## PROBLEM TO SOLVE
List each line of the data that holds the string "cancer", please.

Data listing
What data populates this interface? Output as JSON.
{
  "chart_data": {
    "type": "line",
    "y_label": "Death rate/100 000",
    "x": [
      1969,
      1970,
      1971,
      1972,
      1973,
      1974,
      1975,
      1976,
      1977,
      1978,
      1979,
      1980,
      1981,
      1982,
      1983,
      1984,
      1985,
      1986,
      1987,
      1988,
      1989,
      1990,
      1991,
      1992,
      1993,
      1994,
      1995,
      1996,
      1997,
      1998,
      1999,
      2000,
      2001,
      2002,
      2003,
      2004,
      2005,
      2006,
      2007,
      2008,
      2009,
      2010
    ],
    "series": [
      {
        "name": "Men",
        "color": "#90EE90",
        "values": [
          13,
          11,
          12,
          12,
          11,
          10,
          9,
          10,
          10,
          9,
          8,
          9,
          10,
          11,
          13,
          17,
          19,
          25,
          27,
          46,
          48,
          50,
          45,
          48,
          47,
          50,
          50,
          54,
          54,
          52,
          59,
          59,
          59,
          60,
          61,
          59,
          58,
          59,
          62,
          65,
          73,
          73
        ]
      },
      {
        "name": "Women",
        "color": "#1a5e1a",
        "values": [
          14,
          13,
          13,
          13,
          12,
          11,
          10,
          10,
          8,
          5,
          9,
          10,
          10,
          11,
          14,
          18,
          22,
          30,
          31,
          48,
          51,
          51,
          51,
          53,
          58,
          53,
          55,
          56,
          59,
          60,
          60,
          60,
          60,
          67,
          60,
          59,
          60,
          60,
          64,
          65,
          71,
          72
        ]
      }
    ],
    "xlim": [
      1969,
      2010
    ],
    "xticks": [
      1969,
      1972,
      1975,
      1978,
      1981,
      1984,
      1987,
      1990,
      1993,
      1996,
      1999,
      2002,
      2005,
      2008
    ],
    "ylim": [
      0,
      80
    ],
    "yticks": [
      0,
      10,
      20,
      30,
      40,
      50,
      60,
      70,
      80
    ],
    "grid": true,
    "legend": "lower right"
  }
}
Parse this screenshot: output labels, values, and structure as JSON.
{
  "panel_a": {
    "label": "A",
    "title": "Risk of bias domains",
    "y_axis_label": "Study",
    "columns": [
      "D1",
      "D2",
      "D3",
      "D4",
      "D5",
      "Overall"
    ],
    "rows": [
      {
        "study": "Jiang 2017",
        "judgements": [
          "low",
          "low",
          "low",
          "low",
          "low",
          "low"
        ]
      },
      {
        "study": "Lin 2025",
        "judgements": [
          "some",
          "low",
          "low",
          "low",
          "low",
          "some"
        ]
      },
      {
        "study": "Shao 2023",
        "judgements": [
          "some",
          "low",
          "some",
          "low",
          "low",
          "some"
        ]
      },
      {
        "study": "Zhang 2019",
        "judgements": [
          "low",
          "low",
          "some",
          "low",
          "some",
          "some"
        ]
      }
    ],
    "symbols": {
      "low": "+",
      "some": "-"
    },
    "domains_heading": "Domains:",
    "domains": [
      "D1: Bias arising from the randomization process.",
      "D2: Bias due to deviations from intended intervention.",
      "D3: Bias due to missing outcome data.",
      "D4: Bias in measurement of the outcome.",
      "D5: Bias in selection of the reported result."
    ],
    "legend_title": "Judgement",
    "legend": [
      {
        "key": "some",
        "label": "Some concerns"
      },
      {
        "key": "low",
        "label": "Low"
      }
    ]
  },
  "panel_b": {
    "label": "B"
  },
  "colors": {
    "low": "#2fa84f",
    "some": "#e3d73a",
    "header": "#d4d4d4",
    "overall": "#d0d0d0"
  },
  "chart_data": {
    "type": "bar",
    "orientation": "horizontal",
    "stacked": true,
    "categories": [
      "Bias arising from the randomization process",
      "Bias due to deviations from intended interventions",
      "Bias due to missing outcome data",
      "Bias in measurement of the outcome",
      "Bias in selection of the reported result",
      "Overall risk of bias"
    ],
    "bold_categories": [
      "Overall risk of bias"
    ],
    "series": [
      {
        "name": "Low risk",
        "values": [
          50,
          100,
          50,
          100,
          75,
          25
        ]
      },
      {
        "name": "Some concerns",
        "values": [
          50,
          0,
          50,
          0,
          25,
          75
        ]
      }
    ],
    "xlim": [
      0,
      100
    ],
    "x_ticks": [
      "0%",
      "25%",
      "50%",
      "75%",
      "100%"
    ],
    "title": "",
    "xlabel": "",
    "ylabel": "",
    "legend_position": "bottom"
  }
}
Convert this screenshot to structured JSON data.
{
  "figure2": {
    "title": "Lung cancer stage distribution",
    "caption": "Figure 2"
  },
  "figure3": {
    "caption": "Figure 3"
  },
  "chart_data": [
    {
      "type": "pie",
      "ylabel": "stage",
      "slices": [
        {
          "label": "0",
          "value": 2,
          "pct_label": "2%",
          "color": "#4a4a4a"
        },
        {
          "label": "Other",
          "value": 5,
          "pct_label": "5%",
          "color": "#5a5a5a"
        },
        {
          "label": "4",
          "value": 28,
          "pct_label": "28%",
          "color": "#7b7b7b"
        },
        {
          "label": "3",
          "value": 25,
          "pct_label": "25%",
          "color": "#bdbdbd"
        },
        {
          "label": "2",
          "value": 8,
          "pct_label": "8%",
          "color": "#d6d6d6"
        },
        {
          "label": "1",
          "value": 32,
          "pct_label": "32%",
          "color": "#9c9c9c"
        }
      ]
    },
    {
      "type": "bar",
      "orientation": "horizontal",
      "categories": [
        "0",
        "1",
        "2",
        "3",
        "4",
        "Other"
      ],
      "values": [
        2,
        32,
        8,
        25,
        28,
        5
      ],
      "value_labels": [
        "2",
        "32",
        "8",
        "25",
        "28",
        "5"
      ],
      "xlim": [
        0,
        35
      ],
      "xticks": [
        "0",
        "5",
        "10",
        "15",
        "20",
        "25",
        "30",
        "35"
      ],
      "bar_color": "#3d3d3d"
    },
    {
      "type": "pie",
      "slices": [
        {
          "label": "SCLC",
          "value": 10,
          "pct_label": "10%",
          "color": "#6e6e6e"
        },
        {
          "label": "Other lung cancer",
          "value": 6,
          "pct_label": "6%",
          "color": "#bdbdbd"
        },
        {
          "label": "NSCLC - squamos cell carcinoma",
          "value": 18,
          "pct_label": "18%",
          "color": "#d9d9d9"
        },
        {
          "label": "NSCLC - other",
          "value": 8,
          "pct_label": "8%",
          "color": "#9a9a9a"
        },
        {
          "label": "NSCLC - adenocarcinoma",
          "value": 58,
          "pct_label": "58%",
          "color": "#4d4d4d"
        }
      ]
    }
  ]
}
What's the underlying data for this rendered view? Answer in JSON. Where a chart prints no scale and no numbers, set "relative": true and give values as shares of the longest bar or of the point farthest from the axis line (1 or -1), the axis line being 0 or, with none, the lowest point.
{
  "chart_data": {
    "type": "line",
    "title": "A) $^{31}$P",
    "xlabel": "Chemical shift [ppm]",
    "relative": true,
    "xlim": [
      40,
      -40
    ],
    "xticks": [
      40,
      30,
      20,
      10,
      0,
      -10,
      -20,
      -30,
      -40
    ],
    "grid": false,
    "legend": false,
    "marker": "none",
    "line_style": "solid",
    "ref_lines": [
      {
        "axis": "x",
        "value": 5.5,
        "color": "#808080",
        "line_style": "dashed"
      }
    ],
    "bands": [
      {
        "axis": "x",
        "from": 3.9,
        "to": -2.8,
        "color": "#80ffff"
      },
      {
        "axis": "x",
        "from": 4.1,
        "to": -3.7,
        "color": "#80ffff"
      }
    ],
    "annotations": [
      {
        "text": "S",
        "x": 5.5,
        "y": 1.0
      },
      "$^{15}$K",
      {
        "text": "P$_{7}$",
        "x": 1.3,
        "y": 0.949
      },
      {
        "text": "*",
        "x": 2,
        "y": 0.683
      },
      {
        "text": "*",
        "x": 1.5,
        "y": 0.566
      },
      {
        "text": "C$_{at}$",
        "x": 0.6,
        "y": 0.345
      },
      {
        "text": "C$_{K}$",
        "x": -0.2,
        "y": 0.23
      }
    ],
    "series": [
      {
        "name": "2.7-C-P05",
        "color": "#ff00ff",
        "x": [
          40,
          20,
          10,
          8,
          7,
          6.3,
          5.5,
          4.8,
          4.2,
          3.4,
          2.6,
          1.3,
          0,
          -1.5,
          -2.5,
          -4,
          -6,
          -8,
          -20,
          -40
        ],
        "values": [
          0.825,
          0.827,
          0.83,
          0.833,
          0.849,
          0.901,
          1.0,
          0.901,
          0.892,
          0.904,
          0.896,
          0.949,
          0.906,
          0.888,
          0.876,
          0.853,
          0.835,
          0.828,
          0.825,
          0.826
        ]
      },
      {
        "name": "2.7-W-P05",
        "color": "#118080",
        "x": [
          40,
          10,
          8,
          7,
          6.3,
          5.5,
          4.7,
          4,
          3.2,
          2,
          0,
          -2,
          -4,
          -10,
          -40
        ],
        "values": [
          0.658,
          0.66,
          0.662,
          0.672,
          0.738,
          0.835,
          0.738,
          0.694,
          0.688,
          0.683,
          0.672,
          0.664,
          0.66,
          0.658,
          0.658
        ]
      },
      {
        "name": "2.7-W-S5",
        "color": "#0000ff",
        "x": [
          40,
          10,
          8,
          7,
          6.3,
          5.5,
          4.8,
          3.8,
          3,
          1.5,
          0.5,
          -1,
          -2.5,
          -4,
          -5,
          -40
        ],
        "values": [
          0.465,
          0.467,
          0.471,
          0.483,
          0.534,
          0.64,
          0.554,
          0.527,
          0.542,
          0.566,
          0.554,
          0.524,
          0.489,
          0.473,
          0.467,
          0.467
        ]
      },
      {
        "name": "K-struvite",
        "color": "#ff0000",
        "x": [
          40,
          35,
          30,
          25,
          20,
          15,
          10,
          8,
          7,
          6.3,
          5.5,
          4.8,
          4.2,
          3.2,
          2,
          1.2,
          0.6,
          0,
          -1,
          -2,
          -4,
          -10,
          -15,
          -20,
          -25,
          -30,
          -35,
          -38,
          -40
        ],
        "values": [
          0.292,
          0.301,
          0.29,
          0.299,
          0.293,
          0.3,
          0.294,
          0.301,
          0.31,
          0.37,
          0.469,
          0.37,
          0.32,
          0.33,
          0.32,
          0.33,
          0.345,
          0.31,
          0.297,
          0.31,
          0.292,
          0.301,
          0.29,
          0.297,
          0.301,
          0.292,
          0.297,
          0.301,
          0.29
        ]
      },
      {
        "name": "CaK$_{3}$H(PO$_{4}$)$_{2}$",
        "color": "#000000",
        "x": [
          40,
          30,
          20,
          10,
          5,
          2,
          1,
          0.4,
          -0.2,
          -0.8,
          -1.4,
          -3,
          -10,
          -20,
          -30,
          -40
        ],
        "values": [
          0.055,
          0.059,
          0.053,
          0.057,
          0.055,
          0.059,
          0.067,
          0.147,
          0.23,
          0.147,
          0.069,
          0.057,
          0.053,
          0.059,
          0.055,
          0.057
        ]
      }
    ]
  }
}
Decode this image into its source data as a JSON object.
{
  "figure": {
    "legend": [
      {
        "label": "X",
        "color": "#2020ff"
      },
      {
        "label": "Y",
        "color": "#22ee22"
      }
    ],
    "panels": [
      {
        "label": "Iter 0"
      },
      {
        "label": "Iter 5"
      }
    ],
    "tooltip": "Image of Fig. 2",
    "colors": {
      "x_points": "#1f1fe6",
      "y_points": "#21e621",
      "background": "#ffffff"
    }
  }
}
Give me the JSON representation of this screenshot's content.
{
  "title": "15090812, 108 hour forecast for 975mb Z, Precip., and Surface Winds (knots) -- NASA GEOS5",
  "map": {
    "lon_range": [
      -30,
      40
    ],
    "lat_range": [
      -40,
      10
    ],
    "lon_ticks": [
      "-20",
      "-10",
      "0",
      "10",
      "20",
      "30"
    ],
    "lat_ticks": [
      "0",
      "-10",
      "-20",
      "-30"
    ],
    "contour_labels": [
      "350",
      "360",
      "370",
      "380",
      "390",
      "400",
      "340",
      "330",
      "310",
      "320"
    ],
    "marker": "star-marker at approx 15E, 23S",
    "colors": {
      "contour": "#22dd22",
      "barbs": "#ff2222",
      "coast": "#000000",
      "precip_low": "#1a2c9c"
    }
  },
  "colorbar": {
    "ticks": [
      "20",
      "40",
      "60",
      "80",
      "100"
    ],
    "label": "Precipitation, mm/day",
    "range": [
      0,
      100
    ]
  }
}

## COMPLETE RESPONSE
    "title": "Lung cancer stage distribution",
          "label": "Other lung cancer",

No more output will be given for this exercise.